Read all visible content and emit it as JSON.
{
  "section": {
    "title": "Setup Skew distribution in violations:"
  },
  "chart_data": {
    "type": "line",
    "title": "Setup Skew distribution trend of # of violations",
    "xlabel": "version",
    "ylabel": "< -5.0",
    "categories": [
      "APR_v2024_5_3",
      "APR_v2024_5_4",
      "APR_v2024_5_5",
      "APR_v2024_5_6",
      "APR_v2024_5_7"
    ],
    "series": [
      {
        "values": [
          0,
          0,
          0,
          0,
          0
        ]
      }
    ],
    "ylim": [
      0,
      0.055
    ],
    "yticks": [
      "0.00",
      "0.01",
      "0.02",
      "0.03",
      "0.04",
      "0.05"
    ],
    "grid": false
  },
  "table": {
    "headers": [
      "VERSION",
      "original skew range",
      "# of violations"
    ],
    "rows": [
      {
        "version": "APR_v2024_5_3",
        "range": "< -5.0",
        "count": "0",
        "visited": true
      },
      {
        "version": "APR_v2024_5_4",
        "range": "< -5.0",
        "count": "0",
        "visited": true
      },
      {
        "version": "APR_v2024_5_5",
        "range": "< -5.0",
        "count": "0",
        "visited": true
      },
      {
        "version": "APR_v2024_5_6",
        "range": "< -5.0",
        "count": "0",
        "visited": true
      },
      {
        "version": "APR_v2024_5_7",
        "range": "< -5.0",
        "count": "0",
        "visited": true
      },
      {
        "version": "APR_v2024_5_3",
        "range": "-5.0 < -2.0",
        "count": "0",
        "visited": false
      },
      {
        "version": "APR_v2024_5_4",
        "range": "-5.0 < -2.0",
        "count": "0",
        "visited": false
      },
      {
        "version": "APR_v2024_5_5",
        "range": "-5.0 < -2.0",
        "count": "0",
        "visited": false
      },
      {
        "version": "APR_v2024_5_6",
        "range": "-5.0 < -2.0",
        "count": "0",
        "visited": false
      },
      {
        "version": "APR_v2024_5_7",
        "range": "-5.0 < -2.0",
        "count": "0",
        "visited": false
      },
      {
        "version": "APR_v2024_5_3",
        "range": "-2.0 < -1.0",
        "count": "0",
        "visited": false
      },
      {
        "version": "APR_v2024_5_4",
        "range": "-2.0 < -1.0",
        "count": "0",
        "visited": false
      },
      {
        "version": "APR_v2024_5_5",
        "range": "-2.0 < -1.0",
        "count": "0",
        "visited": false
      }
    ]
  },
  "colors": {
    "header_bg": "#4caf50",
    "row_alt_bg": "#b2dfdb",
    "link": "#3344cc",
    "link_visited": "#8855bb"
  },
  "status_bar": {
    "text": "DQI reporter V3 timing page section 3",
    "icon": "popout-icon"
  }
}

* * * * * * * * *

In the material above, find each line that contains the word "Setup", and select it.

    "title": "Setup Skew distribution in violations:"
    "title": "Setup Skew distribution trend of # of violations",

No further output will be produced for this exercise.